Records for the exercise:
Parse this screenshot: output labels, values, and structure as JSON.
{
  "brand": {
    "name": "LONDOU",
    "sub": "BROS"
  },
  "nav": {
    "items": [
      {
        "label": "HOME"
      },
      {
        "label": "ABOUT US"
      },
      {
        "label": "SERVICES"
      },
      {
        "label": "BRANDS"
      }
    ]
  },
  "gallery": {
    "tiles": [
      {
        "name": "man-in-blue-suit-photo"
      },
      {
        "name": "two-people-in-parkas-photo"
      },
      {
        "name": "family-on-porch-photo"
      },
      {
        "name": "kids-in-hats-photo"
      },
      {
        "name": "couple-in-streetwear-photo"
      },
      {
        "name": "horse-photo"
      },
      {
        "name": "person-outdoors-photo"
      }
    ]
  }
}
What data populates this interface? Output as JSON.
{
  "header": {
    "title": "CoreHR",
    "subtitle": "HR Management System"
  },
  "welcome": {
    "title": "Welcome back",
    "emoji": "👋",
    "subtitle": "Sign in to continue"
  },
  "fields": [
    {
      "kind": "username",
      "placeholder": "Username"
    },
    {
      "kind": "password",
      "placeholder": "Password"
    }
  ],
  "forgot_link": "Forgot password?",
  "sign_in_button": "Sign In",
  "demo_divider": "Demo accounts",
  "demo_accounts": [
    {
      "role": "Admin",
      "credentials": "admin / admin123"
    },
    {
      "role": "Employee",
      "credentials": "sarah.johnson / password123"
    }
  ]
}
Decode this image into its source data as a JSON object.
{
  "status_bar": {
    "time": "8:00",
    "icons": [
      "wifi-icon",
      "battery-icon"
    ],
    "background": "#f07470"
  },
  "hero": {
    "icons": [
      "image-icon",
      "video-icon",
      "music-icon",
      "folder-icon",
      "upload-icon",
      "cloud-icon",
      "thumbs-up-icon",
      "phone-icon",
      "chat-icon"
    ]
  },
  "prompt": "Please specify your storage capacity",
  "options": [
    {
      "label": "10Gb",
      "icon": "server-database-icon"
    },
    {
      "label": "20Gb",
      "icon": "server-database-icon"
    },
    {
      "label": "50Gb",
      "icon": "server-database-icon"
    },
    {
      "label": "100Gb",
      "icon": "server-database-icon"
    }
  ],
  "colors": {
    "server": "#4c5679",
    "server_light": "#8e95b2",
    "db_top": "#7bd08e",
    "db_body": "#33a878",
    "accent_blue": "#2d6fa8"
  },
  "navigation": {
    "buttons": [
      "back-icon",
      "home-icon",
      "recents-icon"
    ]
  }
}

Problem description: Give only the count of lines in the data that include the string "Sign".

Solution below: 2